- [PROBLEM DESCRIPTION]: Go over the listing below line by line and tally those containing "California". Give only the tally.

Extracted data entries
^^^^^^^^^^^^^^^^
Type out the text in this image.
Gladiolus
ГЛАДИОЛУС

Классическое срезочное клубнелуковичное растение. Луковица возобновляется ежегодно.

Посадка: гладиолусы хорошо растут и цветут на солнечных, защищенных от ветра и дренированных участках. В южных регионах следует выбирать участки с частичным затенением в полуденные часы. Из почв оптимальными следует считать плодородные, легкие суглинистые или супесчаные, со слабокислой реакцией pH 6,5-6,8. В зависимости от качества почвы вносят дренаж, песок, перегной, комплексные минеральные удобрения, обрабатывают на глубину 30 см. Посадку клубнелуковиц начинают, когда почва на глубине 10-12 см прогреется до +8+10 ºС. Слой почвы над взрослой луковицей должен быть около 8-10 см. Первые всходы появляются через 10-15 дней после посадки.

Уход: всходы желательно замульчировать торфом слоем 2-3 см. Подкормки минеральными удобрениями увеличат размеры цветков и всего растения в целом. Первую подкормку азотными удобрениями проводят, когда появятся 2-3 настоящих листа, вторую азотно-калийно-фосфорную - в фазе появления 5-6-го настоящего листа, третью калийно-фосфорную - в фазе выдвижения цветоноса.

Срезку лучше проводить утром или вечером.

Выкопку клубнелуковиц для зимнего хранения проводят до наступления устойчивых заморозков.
^^^^^^^^^^^^^^^^
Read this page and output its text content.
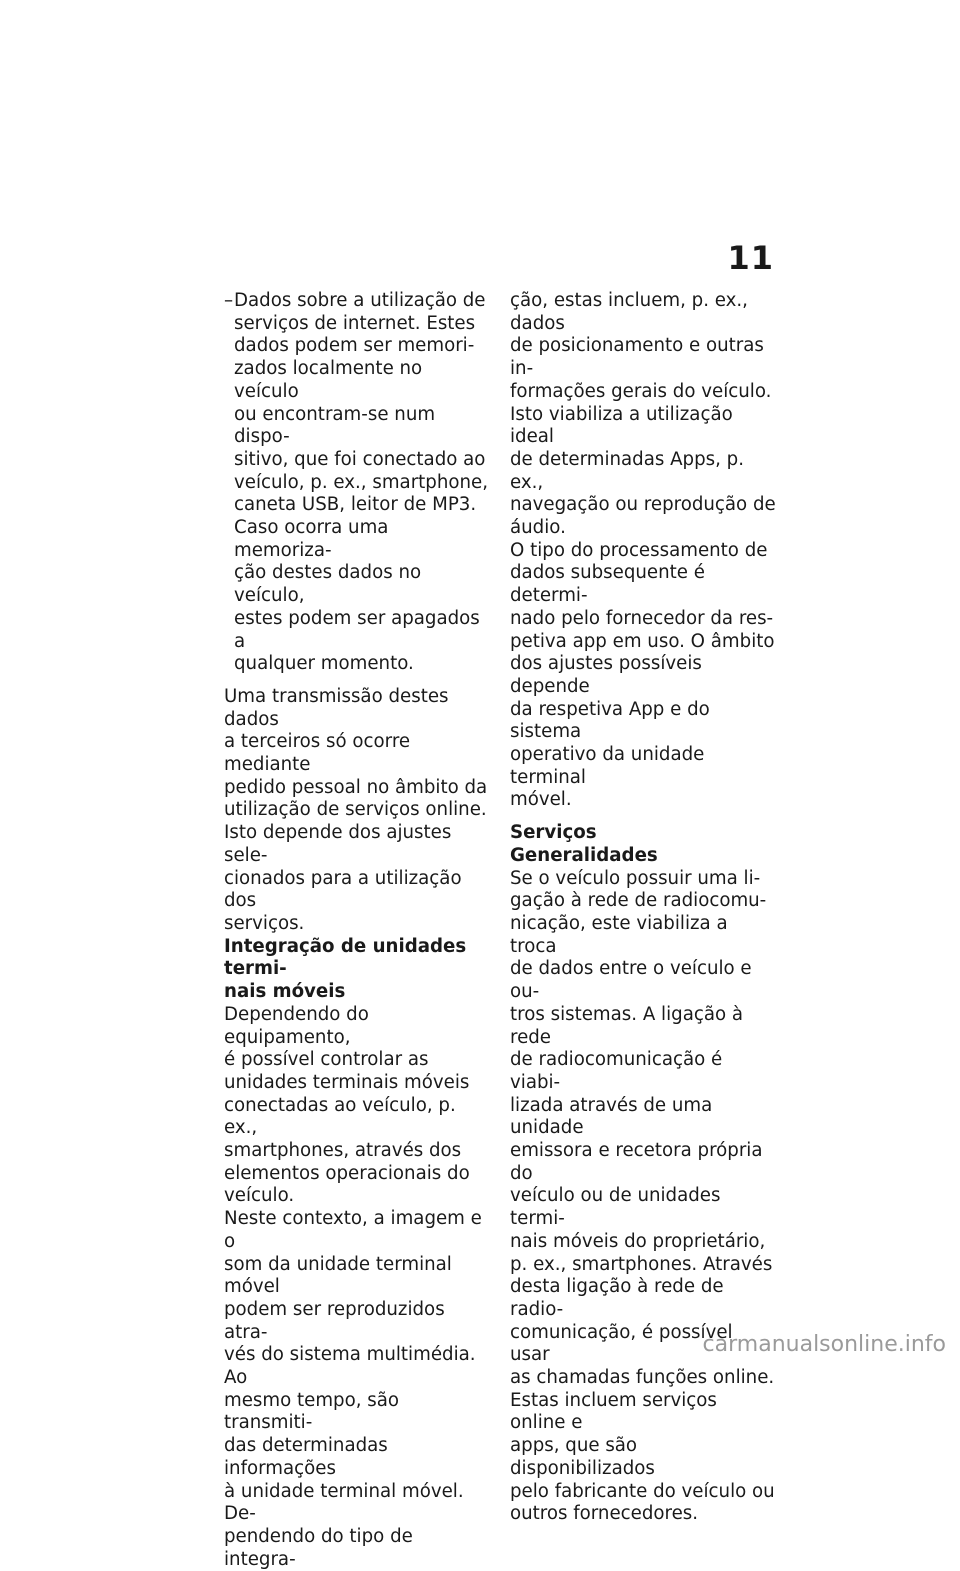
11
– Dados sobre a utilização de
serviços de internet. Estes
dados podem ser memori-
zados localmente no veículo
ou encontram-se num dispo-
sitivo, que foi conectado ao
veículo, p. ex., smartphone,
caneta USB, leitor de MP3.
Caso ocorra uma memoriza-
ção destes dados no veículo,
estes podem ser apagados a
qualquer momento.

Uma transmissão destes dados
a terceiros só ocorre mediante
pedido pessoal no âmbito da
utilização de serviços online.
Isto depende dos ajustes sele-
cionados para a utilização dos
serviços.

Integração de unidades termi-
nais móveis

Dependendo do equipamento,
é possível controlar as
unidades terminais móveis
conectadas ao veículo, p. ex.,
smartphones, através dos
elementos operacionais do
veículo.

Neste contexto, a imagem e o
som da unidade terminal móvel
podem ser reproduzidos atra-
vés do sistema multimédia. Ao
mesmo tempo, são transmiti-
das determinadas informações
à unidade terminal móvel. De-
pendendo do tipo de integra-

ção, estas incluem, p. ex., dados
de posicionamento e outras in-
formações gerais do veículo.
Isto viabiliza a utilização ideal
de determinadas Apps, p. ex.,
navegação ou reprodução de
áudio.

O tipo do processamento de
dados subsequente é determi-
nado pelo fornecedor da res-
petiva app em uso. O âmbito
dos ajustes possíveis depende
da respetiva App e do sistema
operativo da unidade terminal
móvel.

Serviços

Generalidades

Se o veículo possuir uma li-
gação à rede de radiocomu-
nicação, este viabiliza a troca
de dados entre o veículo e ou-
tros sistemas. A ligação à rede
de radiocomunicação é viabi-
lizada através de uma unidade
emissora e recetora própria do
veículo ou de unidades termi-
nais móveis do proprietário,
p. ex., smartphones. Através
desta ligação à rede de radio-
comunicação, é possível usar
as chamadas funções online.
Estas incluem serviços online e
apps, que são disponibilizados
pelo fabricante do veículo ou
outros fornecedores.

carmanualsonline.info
^^^^^^^^^^^^^^^^
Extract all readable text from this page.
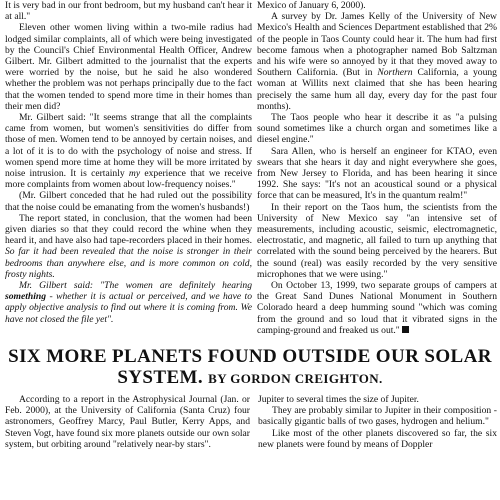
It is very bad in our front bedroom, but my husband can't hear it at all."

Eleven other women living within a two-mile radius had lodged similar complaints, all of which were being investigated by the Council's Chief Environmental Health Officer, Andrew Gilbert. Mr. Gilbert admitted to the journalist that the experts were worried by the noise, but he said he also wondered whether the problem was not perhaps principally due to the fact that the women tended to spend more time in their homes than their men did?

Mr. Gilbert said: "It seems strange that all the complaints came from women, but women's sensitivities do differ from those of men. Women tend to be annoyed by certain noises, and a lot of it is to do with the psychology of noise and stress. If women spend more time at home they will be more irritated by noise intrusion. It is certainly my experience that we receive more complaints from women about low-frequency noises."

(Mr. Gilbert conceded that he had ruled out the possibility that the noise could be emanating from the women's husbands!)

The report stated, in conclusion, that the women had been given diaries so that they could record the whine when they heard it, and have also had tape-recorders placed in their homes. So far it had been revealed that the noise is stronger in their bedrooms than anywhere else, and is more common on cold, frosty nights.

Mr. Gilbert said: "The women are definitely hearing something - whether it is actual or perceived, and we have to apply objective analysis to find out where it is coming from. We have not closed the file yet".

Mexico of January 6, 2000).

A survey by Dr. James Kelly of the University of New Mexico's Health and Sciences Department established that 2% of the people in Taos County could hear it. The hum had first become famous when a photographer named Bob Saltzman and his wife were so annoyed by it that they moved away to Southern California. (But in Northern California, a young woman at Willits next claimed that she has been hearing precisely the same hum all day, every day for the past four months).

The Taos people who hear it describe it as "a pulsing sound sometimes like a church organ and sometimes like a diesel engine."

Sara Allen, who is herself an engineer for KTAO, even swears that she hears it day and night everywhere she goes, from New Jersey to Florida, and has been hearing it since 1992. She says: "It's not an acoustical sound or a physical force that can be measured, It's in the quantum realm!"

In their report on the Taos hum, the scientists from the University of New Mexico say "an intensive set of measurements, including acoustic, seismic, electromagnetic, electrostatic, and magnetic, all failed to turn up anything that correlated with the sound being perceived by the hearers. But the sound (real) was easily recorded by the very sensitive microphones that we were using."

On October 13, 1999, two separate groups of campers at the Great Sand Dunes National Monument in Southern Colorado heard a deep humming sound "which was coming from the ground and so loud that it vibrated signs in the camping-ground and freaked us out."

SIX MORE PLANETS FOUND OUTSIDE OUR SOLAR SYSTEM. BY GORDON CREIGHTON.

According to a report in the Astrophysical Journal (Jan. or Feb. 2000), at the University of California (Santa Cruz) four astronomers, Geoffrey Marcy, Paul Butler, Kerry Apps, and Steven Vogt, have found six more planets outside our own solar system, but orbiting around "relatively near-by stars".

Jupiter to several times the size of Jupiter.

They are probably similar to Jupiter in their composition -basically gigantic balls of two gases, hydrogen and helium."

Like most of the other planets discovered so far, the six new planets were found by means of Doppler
^^^^^^^^^^^^^^^^
- [FINAL ANSWER]: 2